>> begin TASK DATA
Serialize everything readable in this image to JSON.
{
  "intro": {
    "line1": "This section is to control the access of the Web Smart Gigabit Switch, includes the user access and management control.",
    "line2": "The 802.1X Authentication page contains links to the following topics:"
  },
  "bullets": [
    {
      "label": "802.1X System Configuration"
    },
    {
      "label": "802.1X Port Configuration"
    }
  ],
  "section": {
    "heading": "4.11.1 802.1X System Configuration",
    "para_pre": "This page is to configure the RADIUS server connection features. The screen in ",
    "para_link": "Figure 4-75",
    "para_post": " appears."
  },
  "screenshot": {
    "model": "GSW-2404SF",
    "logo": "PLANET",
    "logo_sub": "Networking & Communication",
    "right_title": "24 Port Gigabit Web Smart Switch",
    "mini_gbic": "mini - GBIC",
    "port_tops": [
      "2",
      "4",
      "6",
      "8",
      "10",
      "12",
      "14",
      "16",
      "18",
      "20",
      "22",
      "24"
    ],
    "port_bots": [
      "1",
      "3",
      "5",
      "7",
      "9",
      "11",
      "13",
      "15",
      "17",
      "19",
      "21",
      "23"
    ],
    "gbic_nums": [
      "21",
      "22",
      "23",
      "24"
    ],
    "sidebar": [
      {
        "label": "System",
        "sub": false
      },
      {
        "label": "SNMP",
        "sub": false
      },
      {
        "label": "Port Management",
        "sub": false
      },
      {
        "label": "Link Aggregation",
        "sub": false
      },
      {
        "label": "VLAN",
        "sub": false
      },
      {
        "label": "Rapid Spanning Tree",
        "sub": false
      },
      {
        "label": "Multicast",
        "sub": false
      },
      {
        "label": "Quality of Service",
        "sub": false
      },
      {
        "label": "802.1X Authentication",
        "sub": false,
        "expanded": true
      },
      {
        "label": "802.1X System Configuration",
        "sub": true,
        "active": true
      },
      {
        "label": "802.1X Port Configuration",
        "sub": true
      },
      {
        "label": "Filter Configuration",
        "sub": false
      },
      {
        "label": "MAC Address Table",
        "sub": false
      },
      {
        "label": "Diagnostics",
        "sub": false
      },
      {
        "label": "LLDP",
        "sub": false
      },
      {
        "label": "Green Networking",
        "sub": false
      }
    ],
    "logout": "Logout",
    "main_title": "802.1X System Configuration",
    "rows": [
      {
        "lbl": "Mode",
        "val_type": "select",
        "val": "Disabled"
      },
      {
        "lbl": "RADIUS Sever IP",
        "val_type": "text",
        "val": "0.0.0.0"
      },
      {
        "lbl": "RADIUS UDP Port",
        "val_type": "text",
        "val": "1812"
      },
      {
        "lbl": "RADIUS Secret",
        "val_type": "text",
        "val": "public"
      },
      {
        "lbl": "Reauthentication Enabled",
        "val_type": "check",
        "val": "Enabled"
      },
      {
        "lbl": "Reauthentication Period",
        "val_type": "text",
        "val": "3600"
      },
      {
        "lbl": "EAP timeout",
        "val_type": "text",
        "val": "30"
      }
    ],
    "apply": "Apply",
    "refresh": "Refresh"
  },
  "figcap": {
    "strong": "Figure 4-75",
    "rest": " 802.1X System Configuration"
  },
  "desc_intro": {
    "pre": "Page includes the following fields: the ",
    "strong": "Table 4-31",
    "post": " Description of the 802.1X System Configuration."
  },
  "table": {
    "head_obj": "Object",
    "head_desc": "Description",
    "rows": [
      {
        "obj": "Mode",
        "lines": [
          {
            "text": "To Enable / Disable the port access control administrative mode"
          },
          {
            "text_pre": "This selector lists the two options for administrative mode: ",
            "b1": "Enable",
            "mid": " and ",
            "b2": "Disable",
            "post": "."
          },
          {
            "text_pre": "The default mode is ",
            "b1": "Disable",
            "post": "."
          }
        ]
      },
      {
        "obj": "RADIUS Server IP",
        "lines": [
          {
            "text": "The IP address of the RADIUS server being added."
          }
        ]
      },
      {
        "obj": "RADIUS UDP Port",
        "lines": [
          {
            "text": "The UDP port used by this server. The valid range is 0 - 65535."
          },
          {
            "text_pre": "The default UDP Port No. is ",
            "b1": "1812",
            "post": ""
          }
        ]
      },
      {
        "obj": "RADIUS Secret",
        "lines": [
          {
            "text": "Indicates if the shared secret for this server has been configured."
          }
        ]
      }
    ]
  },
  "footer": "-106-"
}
>> end TASK DATA
>> begin TASK DATA
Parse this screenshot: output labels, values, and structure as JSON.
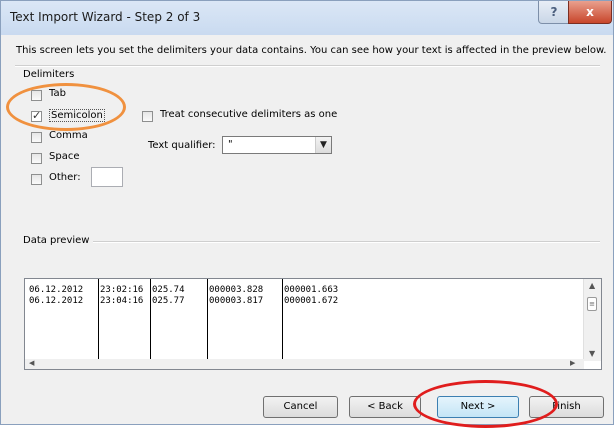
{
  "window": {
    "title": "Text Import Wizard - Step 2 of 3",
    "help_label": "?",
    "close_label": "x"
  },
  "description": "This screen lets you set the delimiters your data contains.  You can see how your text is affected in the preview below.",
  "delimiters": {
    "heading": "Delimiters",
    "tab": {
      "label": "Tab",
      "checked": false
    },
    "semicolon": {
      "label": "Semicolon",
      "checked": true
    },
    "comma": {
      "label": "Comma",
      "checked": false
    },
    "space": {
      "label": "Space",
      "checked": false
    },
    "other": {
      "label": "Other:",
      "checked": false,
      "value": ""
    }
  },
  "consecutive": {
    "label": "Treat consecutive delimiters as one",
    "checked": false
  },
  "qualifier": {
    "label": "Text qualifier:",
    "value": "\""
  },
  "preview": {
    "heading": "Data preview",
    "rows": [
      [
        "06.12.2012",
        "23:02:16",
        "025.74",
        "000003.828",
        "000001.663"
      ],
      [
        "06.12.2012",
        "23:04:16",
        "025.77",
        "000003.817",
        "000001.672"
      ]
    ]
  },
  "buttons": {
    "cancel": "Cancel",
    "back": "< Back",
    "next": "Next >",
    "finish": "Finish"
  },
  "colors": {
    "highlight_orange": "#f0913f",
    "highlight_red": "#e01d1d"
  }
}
>> end TASK DATA
=== DIRECTIONS FOR THIS TASK ===
In the listing above, how many lines include the word "RADIUS"? Answer with the number and nothing more.

=== THE COMPLETED TASK ===
8